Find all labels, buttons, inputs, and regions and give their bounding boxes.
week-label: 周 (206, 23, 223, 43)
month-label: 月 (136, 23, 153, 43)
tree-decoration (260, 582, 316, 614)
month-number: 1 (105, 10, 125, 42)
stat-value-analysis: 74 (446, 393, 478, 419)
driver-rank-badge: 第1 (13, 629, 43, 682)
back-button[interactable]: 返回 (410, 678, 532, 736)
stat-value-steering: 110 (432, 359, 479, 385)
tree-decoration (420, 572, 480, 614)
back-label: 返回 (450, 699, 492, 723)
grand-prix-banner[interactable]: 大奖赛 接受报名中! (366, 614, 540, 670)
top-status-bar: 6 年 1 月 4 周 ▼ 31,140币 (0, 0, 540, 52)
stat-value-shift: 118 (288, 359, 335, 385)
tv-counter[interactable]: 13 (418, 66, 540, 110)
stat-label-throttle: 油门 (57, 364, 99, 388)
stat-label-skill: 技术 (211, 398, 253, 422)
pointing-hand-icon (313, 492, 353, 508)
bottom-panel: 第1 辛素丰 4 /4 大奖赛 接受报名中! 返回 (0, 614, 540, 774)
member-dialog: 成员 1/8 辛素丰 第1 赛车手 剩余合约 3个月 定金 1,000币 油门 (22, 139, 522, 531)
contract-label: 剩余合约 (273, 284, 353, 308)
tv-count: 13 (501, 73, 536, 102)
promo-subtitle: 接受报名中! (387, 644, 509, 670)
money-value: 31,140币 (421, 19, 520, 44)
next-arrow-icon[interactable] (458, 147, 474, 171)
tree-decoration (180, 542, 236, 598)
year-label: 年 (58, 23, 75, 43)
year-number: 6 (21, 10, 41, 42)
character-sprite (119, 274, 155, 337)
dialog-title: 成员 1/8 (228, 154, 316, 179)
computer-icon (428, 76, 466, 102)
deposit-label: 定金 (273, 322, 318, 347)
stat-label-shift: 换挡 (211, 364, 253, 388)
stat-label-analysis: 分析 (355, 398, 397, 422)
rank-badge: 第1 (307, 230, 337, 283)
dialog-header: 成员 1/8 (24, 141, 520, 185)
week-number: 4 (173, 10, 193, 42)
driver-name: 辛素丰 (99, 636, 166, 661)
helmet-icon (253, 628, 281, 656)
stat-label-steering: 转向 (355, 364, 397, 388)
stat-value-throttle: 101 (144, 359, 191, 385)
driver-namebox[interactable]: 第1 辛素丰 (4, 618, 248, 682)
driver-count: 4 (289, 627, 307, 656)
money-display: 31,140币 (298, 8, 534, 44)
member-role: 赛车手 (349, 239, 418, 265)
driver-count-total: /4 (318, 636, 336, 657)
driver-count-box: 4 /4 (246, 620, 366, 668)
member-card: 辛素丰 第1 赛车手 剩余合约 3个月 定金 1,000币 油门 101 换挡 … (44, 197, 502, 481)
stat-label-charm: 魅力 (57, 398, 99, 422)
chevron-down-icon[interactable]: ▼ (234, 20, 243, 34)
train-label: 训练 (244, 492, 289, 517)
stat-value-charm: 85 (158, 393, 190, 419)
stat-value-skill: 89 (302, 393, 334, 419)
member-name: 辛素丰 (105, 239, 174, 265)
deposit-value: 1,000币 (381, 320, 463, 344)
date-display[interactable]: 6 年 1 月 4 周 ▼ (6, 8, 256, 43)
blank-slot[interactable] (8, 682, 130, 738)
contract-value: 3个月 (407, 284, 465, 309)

● SET TASK
Rewrite the data from the start through the line containing "money-display: 31,140币 (298, 8, 534, 44)", swapping "tree-decoration" for "tree-ornament" wherever it appears and leaving everything else unchanged.

● TASK RESPONSE
Find all labels, buttons, inputs, and regions and give their bounding boxes.
week-label: 周 (206, 23, 223, 43)
month-label: 月 (136, 23, 153, 43)
tree-ornament (260, 582, 316, 614)
month-number: 1 (105, 10, 125, 42)
stat-value-analysis: 74 (446, 393, 478, 419)
driver-rank-badge: 第1 (13, 629, 43, 682)
back-button[interactable]: 返回 (410, 678, 532, 736)
stat-value-steering: 110 (432, 359, 479, 385)
tree-ornament (420, 572, 480, 614)
back-label: 返回 (450, 699, 492, 723)
grand-prix-banner[interactable]: 大奖赛 接受报名中! (366, 614, 540, 670)
top-status-bar: 6 年 1 月 4 周 ▼ 31,140币 (0, 0, 540, 52)
stat-value-shift: 118 (288, 359, 335, 385)
tv-counter[interactable]: 13 (418, 66, 540, 110)
stat-label-throttle: 油门 (57, 364, 99, 388)
stat-label-skill: 技术 (211, 398, 253, 422)
pointing-hand-icon (313, 492, 353, 508)
bottom-panel: 第1 辛素丰 4 /4 大奖赛 接受报名中! 返回 (0, 614, 540, 774)
member-dialog: 成员 1/8 辛素丰 第1 赛车手 剩余合约 3个月 定金 1,000币 油门 (22, 139, 522, 531)
contract-label: 剩余合约 (273, 284, 353, 308)
tv-count: 13 (501, 73, 536, 102)
promo-subtitle: 接受报名中! (387, 644, 509, 670)
money-value: 31,140币 (421, 19, 520, 44)
next-arrow-icon[interactable] (458, 147, 474, 171)
tree-ornament (180, 542, 236, 598)
year-label: 年 (58, 23, 75, 43)
year-number: 6 (21, 10, 41, 42)
character-sprite (119, 274, 155, 337)
dialog-title: 成员 1/8 (228, 154, 316, 179)
computer-icon (428, 76, 466, 102)
deposit-label: 定金 (273, 322, 318, 347)
stat-label-shift: 换挡 (211, 364, 253, 388)
stat-label-analysis: 分析 (355, 398, 397, 422)
rank-badge: 第1 (307, 230, 337, 283)
dialog-header: 成员 1/8 (24, 141, 520, 185)
week-number: 4 (173, 10, 193, 42)
driver-name: 辛素丰 (99, 636, 166, 661)
helmet-icon (253, 628, 281, 656)
stat-label-steering: 转向 (355, 364, 397, 388)
stat-value-throttle: 101 (144, 359, 191, 385)
driver-namebox[interactable]: 第1 辛素丰 (4, 618, 248, 682)
driver-count: 4 (289, 627, 307, 656)
money-display: 31,140币 (298, 8, 534, 44)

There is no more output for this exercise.